Exercise aim
Repeat the data verbatim.

Working data
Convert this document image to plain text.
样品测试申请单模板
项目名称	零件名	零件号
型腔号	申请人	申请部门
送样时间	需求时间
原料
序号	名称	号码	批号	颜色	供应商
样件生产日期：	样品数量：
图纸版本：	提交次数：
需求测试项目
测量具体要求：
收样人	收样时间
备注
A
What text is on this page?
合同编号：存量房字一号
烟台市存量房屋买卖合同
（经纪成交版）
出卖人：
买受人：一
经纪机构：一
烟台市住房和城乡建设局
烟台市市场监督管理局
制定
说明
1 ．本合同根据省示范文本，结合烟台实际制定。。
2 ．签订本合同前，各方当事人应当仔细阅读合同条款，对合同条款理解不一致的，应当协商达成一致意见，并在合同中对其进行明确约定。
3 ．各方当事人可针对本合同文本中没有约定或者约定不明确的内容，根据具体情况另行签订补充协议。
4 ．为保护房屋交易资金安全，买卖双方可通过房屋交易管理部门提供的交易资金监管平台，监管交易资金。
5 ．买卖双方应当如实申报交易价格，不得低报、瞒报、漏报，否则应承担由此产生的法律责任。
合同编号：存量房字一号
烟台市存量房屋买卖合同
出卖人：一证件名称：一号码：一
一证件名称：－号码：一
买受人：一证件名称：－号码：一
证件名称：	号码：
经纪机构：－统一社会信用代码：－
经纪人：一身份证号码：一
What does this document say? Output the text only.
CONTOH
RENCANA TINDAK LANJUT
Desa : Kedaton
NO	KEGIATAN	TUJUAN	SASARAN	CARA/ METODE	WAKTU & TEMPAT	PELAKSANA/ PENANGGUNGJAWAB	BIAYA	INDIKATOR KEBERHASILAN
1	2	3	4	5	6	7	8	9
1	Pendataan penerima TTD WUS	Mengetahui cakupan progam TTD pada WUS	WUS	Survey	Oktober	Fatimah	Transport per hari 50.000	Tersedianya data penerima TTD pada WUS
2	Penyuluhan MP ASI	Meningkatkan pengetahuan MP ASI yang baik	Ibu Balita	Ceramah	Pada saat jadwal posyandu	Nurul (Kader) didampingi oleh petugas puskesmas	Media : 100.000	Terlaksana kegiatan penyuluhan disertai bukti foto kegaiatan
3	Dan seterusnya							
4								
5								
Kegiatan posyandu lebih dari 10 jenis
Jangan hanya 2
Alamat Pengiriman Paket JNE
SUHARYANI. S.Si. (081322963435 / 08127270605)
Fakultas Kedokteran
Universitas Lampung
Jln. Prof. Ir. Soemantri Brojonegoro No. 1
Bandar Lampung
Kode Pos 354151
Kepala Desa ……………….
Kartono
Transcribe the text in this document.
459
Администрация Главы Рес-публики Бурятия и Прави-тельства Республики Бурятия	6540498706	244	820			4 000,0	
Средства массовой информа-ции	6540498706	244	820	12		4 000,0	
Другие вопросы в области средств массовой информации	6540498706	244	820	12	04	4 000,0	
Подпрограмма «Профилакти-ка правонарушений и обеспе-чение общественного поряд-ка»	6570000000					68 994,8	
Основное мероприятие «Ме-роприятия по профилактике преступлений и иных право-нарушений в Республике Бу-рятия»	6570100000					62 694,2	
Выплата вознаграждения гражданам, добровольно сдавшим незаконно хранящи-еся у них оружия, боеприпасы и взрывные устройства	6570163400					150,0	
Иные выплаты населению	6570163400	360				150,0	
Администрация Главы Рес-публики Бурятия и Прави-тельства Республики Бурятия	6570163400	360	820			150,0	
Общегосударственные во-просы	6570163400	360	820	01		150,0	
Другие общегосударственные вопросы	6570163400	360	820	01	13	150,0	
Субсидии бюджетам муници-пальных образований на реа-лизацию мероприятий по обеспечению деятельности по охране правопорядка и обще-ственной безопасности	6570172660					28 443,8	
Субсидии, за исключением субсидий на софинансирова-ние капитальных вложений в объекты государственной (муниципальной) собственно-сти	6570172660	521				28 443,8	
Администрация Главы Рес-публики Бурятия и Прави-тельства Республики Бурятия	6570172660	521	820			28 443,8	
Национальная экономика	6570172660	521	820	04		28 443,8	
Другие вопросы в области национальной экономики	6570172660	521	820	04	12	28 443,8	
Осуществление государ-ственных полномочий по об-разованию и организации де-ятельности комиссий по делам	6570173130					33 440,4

Expected output
Convert this document image to plain text.
样品测试申请单模板
项目名称	零件名	零件号
型腔号	申请人	申请部门
送样时间	需求时间
原料
序号	名称	号码	批号	颜色	供应商
样件生产日期：	样品数量：
图纸版本：	提交次数：
需求测试项目
测量具体要求：
收样人	收样时间
备注
A
What text is on this page?
合同编号：存量房字一号
烟台市存量房屋买卖合同
（经纪成交版）
出卖人：
买受人：一
经纪机构：一
烟台市住房和城乡建设局
烟台市市场监督管理局
制定
说明
1 ．本合同根据省示范文本，结合烟台实际制定。。
2 ．签订本合同前，各方当事人应当仔细阅读合同条款，对合同条款理解不一致的，应当协商达成一致意见，并在合同中对其进行明确约定。
3 ．各方当事人可针对本合同文本中没有约定或者约定不明确的内容，根据具体情况另行签订补充协议。
4 ．为保护房屋交易资金安全，买卖双方可通过房屋交易管理部门提供的交易资金监管平台，监管交易资金。
5 ．买卖双方应当如实申报交易价格，不得低报、瞒报、漏报，否则应承担由此产生的法律责任。
合同编号：存量房字一号
烟台市存量房屋买卖合同
出卖人：一证件名称：一号码：一
一证件名称：－号码：一
买受人：一证件名称：－号码：一
证件名称：	号码：
经纪机构：－统一社会信用代码：－
经纪人：一身份证号码：一
What does this document say? Output the text only.
CONTOH
RENCANA TINDAK LANJUT
Desa : Kedaton
NO	KEGIATAN	TUJUAN	SASARAN	CARA/ METODE	WAKTU & TEMPAT	PELAKSANA/ PENANGGUNGJAWAB	BIAYA	INDIKATOR KEBERHASILAN
1	2	3	4	5	6	7	8	9
1	Pendataan penerima TTD WUS	Mengetahui cakupan progam TTD pada WUS	WUS	Survey	Oktober	Fatimah	Transport per hari 50.000	Tersedianya data penerima TTD pada WUS
2	Penyuluhan MP ASI	Meningkatkan pengetahuan MP ASI yang baik	Ibu Balita	Ceramah	Pada saat jadwal posyandu	Nurul (Kader) didampingi oleh petugas puskesmas	Media : 100.000	Terlaksana kegiatan penyuluhan disertai bukti foto kegaiatan
3	Dan seterusnya							
4								
5								
Kegiatan posyandu lebih dari 10 jenis
Jangan hanya 2
Alamat Pengiriman Paket JNE
SUHARYANI. S.Si. (081322963435 / 08127270605)
Fakultas Kedokteran
Universitas Lampung
Jln. Prof. Ir. Soemantri Brojonegoro No. 1
Bandar Lampung
Kode Pos 354151
Kepala Desa ……………….
Kartono
Transcribe the text in this document.
459
Администрация Главы Рес-публики Бурятия и Прави-тельства Республики Бурятия	6540498706	244	820			4 000,0	
Средства массовой информа-ции	6540498706	244	820	12		4 000,0	
Другие вопросы в области средств массовой информации	6540498706	244	820	12	04	4 000,0	
Подпрограмма «Профилакти-ка правонарушений и обеспе-чение общественного поряд-ка»	6570000000					68 994,8	
Основное мероприятие «Ме-роприятия по профилактике преступлений и иных право-нарушений в Республике Бу-рятия»	6570100000					62 694,2	
Выплата вознаграждения гражданам, добровольно сдавшим незаконно хранящи-еся у них оружия, боеприпасы и взрывные устройства	6570163400					150,0	
Иные выплаты населению	6570163400	360				150,0	
Администрация Главы Рес-публики Бурятия и Прави-тельства Республики Бурятия	6570163400	360	820			150,0	
Общегосударственные во-просы	6570163400	360	820	01		150,0	
Другие общегосударственные вопросы	6570163400	360	820	01	13	150,0	
Субсидии бюджетам муници-пальных образований на реа-лизацию мероприятий по обеспечению деятельности по охране правопорядка и обще-ственной безопасности	6570172660					28 443,8	
Субсидии, за исключением субсидий на софинансирова-ние капитальных вложений в объекты государственной (муниципальной) собственно-сти	6570172660	521				28 443,8	
Администрация Главы Рес-публики Бурятия и Прави-тельства Республики Бурятия	6570172660	521	820			28 443,8	
Национальная экономика	6570172660	521	820	04		28 443,8	
Другие вопросы в области национальной экономики	6570172660	521	820	04	12	28 443,8	
Осуществление государ-ственных полномочий по об-разованию и организации де-ятельности комиссий по делам	6570173130					33 440,4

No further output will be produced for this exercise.